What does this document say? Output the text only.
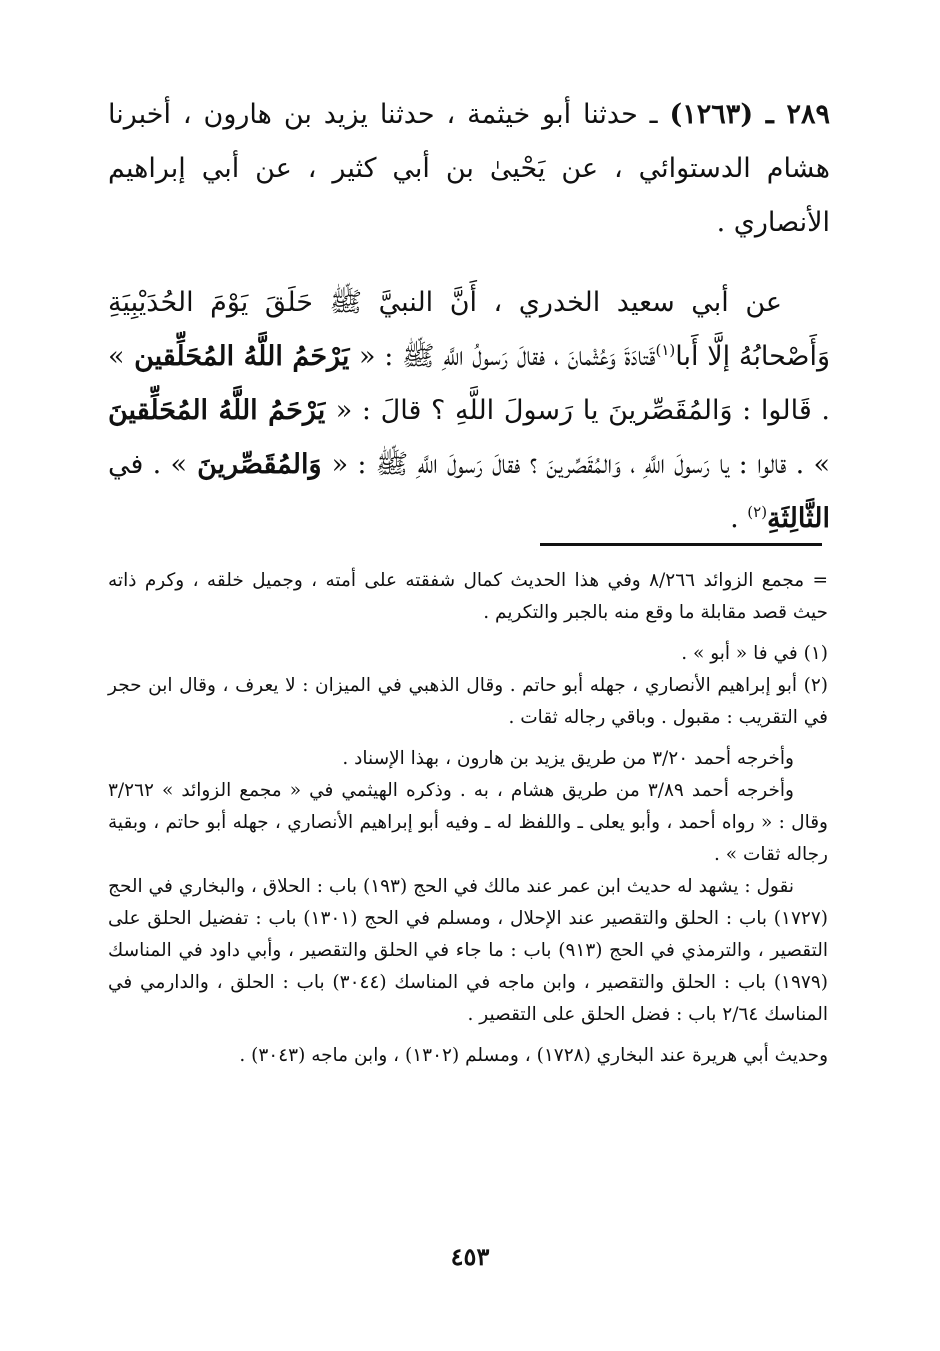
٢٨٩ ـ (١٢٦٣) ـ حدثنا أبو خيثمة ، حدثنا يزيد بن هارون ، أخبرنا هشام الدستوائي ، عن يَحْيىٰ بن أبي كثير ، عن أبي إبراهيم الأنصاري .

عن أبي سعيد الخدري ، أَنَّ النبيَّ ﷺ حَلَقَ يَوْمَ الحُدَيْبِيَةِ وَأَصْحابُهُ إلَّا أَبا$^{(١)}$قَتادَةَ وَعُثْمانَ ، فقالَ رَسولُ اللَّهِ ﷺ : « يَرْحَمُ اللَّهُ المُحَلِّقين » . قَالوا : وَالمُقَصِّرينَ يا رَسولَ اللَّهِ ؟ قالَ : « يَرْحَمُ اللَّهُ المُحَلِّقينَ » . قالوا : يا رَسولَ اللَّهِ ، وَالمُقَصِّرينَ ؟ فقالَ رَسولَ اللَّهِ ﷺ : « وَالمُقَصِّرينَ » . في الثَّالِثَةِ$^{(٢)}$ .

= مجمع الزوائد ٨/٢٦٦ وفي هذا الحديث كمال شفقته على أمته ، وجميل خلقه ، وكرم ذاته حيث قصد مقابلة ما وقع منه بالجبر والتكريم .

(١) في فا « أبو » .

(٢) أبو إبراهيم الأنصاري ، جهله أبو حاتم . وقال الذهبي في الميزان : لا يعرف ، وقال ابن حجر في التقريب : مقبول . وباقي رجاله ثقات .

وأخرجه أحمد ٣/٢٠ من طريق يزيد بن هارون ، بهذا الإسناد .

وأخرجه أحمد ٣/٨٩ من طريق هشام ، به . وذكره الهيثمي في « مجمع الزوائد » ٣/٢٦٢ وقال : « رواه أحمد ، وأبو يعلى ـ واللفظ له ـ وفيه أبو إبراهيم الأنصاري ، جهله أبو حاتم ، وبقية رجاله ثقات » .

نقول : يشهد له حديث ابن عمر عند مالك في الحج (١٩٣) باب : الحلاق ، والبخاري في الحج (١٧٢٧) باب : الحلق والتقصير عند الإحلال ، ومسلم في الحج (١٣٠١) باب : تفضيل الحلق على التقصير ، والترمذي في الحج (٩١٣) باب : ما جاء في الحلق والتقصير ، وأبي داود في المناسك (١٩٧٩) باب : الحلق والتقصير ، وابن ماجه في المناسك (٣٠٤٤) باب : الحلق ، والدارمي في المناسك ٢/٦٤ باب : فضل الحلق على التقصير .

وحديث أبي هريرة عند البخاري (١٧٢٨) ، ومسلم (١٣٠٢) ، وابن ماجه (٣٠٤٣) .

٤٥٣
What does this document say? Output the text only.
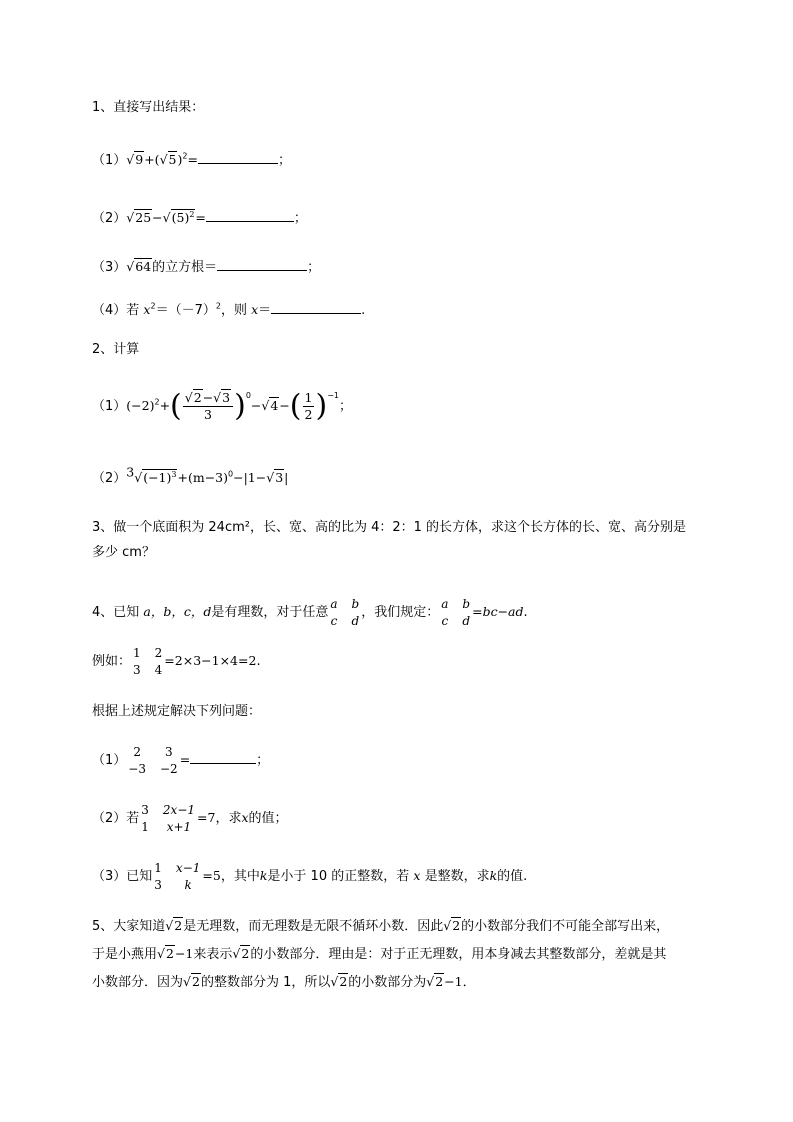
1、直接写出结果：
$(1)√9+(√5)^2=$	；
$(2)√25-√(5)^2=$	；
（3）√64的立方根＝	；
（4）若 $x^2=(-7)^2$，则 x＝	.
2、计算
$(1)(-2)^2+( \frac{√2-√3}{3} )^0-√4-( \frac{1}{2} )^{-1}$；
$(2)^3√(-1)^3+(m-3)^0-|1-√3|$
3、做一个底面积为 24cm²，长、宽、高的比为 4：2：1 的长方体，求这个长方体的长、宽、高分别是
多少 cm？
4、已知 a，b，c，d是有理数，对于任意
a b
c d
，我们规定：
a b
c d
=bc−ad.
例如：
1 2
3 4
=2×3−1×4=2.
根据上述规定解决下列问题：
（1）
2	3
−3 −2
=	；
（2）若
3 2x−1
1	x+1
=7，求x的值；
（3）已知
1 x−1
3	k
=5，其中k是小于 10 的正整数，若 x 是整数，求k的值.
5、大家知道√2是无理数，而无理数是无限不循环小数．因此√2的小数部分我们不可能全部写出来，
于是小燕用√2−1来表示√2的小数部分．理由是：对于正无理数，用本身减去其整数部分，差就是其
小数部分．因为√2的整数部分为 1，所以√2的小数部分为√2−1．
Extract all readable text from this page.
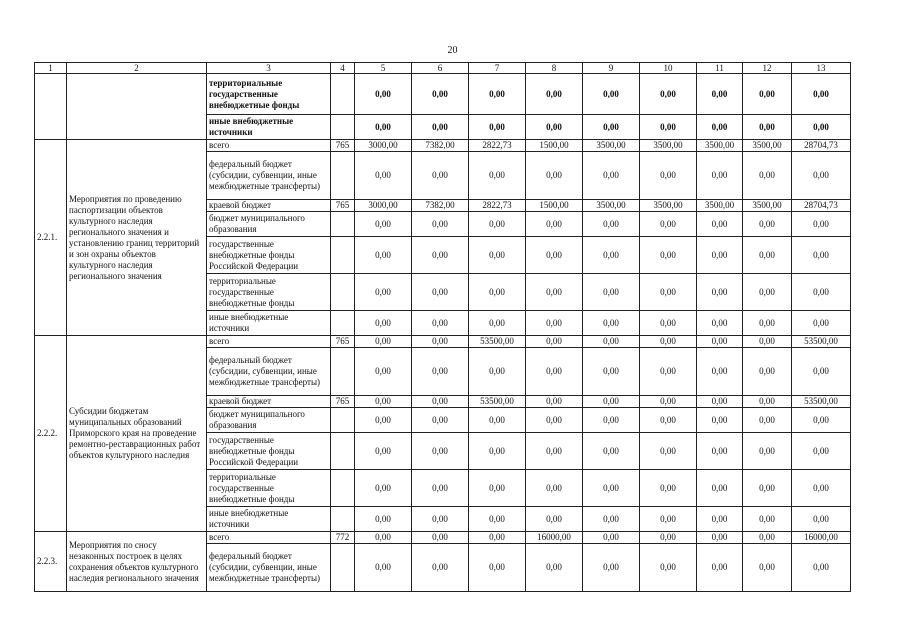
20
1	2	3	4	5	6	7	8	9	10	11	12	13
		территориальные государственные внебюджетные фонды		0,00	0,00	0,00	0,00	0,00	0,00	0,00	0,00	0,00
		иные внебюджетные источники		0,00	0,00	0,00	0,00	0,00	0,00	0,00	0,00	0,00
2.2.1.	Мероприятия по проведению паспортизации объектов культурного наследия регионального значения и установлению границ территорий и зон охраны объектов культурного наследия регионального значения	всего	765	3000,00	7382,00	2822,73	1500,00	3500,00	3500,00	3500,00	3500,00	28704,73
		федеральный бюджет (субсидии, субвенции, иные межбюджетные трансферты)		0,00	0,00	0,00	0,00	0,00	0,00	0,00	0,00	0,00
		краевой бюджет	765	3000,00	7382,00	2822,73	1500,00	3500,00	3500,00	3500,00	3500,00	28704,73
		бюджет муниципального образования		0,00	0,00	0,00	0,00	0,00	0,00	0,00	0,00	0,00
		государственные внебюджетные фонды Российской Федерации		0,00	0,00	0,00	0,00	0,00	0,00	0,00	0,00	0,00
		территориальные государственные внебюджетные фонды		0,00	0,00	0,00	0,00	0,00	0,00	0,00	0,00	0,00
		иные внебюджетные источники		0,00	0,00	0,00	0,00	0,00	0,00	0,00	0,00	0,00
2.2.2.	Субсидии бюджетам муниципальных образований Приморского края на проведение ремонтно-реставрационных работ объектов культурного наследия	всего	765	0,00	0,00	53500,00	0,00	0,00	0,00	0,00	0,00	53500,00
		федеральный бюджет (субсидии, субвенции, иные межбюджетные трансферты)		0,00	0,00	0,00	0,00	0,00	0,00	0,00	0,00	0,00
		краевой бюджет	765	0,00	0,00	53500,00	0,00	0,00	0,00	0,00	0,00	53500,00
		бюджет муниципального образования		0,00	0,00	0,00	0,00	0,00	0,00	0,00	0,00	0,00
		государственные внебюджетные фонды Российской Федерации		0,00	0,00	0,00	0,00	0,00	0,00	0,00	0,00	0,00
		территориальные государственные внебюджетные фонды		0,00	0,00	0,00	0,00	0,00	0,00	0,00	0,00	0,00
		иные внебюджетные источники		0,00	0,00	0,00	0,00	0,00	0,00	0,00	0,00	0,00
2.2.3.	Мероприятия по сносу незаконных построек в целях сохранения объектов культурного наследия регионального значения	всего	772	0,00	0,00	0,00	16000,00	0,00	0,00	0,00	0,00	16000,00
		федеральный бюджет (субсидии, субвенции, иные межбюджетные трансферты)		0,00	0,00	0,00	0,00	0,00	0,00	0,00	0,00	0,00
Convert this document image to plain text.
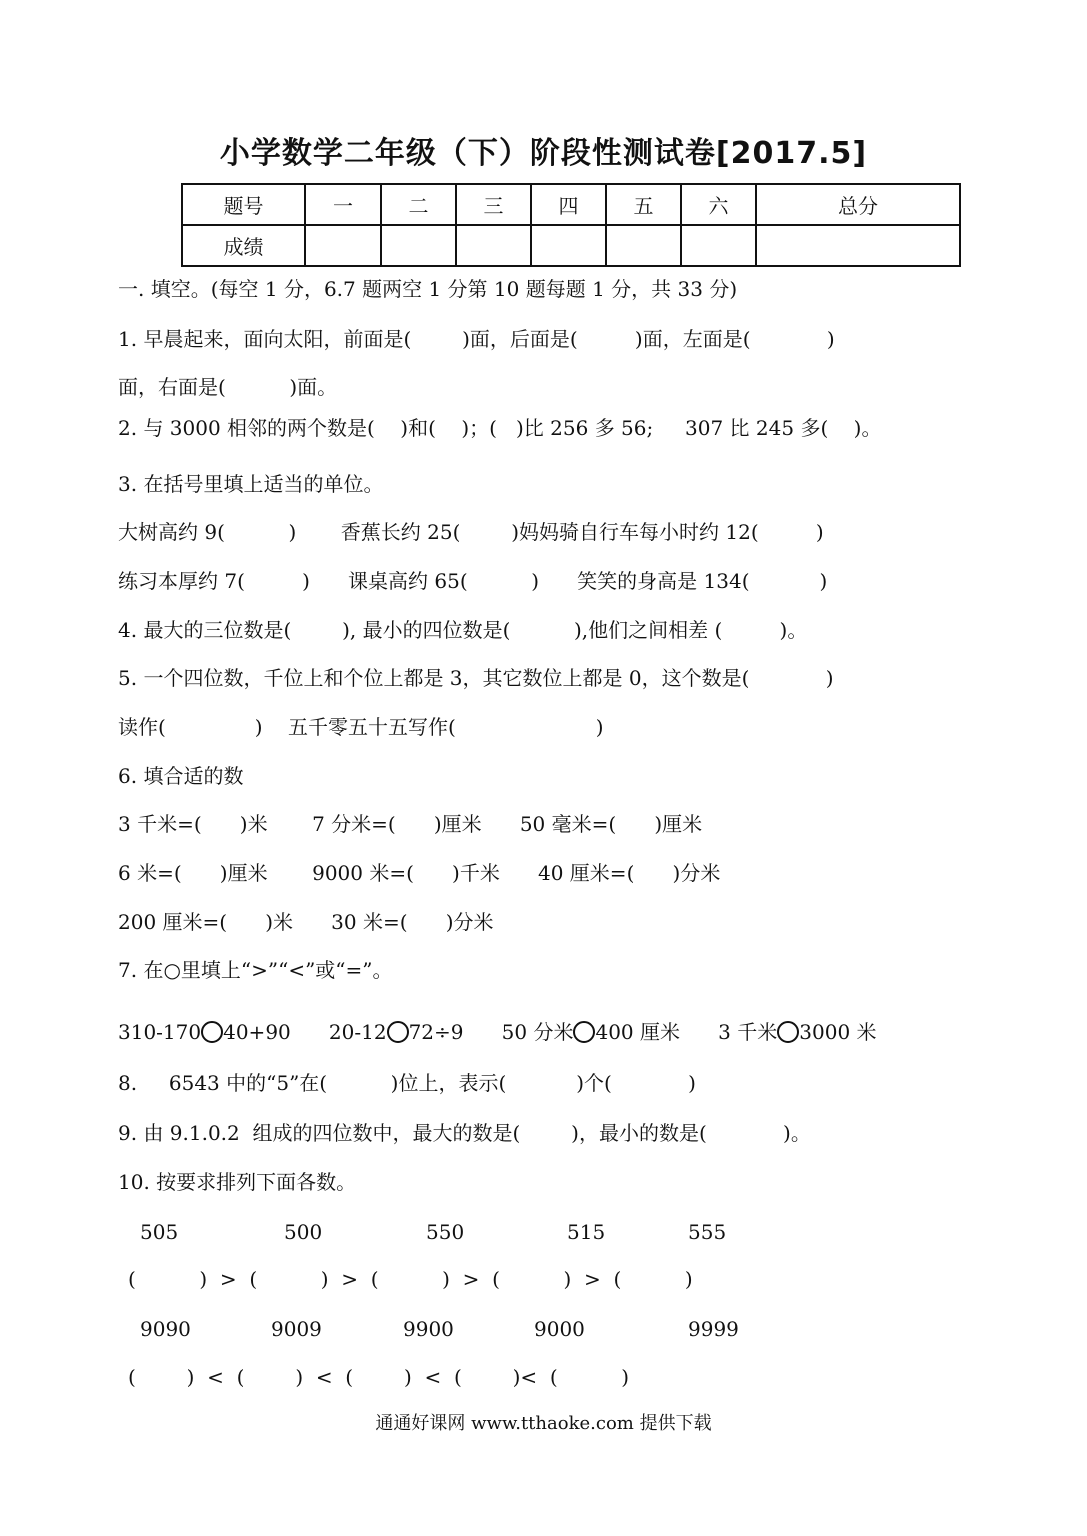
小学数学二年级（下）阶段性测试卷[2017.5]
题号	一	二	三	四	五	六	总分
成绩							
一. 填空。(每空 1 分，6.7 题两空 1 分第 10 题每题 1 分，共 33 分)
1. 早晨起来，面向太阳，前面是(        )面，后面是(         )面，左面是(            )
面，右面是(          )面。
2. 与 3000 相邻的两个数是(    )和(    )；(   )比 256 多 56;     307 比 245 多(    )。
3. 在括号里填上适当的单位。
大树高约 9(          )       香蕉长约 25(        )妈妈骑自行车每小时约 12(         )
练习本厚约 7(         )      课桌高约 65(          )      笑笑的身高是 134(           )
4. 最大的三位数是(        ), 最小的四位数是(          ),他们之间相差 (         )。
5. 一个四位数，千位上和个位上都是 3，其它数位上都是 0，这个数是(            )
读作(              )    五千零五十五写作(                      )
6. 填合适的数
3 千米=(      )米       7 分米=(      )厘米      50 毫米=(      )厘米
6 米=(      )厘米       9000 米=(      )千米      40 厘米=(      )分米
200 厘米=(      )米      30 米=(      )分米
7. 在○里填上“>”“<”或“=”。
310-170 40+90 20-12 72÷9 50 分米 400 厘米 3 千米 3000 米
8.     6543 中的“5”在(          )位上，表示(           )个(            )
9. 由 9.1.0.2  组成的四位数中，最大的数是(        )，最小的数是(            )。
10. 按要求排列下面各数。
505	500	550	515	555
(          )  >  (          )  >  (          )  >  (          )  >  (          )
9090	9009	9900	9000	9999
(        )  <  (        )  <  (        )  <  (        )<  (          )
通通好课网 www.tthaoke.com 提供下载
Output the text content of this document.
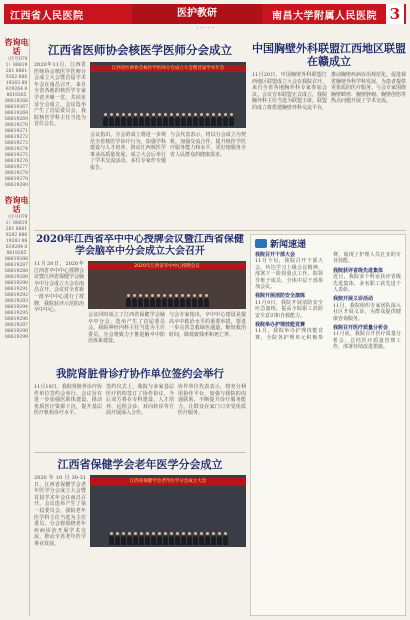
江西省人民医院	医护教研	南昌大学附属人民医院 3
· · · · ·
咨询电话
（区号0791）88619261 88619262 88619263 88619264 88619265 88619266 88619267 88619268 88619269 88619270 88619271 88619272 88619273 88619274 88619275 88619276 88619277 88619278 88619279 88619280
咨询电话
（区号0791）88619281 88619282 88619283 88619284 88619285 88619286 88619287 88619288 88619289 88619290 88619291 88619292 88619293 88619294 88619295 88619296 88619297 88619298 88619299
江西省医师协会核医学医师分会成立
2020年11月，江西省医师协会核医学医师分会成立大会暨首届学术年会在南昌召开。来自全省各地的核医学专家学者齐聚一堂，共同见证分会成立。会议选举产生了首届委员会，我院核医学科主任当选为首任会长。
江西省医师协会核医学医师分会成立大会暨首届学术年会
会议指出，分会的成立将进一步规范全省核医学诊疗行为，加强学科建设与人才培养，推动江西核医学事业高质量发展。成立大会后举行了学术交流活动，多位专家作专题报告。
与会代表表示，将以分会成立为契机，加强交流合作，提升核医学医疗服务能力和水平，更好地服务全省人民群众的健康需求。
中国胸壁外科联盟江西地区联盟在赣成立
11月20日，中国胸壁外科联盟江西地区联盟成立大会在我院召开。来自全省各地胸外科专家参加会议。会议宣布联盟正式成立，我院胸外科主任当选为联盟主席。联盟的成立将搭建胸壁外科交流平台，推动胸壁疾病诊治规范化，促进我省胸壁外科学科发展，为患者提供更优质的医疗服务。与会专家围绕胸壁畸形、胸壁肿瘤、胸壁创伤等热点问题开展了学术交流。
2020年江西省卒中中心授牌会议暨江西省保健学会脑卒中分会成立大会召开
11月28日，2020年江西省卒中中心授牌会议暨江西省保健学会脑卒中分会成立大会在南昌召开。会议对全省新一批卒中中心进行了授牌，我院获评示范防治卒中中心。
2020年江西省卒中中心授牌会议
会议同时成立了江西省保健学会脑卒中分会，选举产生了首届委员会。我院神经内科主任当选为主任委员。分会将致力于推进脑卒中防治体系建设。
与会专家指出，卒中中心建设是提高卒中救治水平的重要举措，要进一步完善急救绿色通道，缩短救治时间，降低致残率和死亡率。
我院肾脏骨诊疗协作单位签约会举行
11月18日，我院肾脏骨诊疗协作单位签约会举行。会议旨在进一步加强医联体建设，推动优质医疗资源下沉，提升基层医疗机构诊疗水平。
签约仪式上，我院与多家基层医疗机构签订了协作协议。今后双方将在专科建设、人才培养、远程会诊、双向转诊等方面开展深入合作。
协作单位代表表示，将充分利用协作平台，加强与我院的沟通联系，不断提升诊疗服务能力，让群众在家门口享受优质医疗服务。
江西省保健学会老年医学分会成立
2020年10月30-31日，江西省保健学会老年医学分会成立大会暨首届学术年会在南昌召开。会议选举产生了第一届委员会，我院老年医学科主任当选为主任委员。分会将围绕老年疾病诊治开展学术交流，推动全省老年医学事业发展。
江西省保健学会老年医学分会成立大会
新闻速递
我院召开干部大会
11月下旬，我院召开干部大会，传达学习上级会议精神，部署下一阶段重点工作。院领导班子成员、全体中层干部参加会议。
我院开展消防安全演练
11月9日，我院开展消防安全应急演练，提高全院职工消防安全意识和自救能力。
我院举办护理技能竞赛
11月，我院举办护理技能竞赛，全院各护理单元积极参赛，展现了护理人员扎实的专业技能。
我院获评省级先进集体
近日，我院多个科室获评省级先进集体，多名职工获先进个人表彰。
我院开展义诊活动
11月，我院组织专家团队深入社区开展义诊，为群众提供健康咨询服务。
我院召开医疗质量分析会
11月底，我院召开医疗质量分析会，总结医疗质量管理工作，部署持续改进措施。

- [SHORT PROBLEM]:
Looking at the records above, work out how many lines include the string "ومسلم". Give the number and nothing else.

- [TASK SOLUTION]:
2